> _Exercise details_
Write out every record below exactly as it appears.

Records from a collection
:::
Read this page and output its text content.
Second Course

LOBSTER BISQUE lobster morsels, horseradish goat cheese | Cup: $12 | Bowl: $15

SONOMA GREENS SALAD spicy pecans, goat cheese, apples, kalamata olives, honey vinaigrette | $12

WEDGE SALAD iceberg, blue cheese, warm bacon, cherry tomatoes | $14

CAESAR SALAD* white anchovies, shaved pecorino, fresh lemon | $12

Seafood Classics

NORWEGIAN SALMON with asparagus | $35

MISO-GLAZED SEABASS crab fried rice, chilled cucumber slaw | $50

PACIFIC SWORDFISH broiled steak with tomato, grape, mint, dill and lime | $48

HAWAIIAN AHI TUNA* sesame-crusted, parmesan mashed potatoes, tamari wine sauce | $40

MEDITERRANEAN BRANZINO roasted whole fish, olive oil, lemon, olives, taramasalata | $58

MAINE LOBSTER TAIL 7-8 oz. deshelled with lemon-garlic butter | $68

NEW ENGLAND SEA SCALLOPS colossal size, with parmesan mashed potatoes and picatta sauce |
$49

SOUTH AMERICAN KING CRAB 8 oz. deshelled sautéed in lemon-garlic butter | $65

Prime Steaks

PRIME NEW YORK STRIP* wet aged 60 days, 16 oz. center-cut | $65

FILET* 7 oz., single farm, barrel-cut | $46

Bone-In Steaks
:::
> _The answer_
Read this page and output its text content.
Second Course

LOBSTER BISQUE lobster morsels, horseradish goat cheese | Cup: $12 | Bowl: $15

SONOMA GREENS SALAD spicy pecans, goat cheese, apples, kalamata olives, honey vinaigrette | $12

WEDGE SALAD iceberg, blue cheese, warm bacon, cherry tomatoes | $14

CAESAR SALAD* white anchovies, shaved pecorino, fresh lemon | $12

Seafood Classics

NORWEGIAN SALMON with asparagus | $35

MISO-GLAZED SEABASS crab fried rice, chilled cucumber slaw | $50

PACIFIC SWORDFISH broiled steak with tomato, grape, mint, dill and lime | $48

HAWAIIAN AHI TUNA* sesame-crusted, parmesan mashed potatoes, tamari wine sauce | $40

MEDITERRANEAN BRANZINO roasted whole fish, olive oil, lemon, olives, taramasalata | $58

MAINE LOBSTER TAIL 7-8 oz. deshelled with lemon-garlic butter | $68

NEW ENGLAND SEA SCALLOPS colossal size, with parmesan mashed potatoes and picatta sauce |
$49

SOUTH AMERICAN KING CRAB 8 oz. deshelled sautéed in lemon-garlic butter | $65

Prime Steaks

PRIME NEW YORK STRIP* wet aged 60 days, 16 oz. center-cut | $65

FILET* 7 oz., single farm, barrel-cut | $46

Bone-In Steaks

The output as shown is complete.